#### [Directions]
Could you write out every entry exactly as it stands?

-- Start Provided data --

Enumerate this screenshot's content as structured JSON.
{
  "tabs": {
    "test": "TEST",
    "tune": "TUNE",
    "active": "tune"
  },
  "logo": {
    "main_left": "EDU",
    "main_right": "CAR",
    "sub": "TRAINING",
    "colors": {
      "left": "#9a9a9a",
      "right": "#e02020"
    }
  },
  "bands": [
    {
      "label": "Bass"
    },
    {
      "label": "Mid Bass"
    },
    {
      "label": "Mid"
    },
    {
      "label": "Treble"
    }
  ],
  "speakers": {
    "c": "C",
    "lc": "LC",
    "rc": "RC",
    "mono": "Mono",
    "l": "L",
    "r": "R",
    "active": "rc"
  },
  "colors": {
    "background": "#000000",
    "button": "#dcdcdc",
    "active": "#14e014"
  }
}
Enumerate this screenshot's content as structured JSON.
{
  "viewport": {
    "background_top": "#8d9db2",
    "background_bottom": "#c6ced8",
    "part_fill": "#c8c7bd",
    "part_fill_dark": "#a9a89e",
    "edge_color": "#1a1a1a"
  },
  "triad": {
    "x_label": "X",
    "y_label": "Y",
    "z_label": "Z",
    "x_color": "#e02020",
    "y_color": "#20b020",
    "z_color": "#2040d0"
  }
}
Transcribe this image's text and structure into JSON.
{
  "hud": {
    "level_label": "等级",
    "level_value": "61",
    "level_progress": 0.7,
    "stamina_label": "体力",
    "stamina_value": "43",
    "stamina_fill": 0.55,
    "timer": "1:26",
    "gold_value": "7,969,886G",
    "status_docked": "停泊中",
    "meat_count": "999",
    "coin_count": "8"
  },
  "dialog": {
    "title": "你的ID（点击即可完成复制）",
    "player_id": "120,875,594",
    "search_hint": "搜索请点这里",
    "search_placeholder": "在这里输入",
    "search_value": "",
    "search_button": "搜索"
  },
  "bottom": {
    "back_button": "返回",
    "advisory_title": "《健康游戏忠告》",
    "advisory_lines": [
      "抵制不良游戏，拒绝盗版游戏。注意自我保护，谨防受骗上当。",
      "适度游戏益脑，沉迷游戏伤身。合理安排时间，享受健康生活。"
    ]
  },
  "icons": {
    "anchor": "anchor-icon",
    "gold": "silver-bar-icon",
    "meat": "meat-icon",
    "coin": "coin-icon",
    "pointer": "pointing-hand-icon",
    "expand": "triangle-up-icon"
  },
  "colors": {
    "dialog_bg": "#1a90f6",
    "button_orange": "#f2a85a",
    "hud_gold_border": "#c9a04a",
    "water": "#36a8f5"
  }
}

-- End Provided data --

#### [Correct output]
Enumerate this screenshot's content as structured JSON.
{
  "tabs": {
    "test": "TEST",
    "tune": "TUNE",
    "active": "tune"
  },
  "logo": {
    "main_left": "EDU",
    "main_right": "CAR",
    "sub": "TRAINING",
    "colors": {
      "left": "#9a9a9a",
      "right": "#e02020"
    }
  },
  "bands": [
    {
      "label": "Bass"
    },
    {
      "label": "Mid Bass"
    },
    {
      "label": "Mid"
    },
    {
      "label": "Treble"
    }
  ],
  "speakers": {
    "c": "C",
    "lc": "LC",
    "rc": "RC",
    "mono": "Mono",
    "l": "L",
    "r": "R",
    "active": "rc"
  },
  "colors": {
    "background": "#000000",
    "button": "#dcdcdc",
    "active": "#14e014"
  }
}
Enumerate this screenshot's content as structured JSON.
{
  "viewport": {
    "background_top": "#8d9db2",
    "background_bottom": "#c6ced8",
    "part_fill": "#c8c7bd",
    "part_fill_dark": "#a9a89e",
    "edge_color": "#1a1a1a"
  },
  "triad": {
    "x_label": "X",
    "y_label": "Y",
    "z_label": "Z",
    "x_color": "#e02020",
    "y_color": "#20b020",
    "z_color": "#2040d0"
  }
}
Transcribe this image's text and structure into JSON.
{
  "hud": {
    "level_label": "等级",
    "level_value": "61",
    "level_progress": 0.7,
    "stamina_label": "体力",
    "stamina_value": "43",
    "stamina_fill": 0.55,
    "timer": "1:26",
    "gold_value": "7,969,886G",
    "status_docked": "停泊中",
    "meat_count": "999",
    "coin_count": "8"
  },
  "dialog": {
    "title": "你的ID（点击即可完成复制）",
    "player_id": "120,875,594",
    "search_hint": "搜索请点这里",
    "search_placeholder": "在这里输入",
    "search_value": "",
    "search_button": "搜索"
  },
  "bottom": {
    "back_button": "返回",
    "advisory_title": "《健康游戏忠告》",
    "advisory_lines": [
      "抵制不良游戏，拒绝盗版游戏。注意自我保护，谨防受骗上当。",
      "适度游戏益脑，沉迷游戏伤身。合理安排时间，享受健康生活。"
    ]
  },
  "icons": {
    "anchor": "anchor-icon",
    "gold": "silver-bar-icon",
    "meat": "meat-icon",
    "coin": "coin-icon",
    "pointer": "pointing-hand-icon",
    "expand": "triangle-up-icon"
  },
  "colors": {
    "dialog_bg": "#1a90f6",
    "button_orange": "#f2a85a",
    "hud_gold_border": "#c9a04a",
    "water": "#36a8f5"
  }
}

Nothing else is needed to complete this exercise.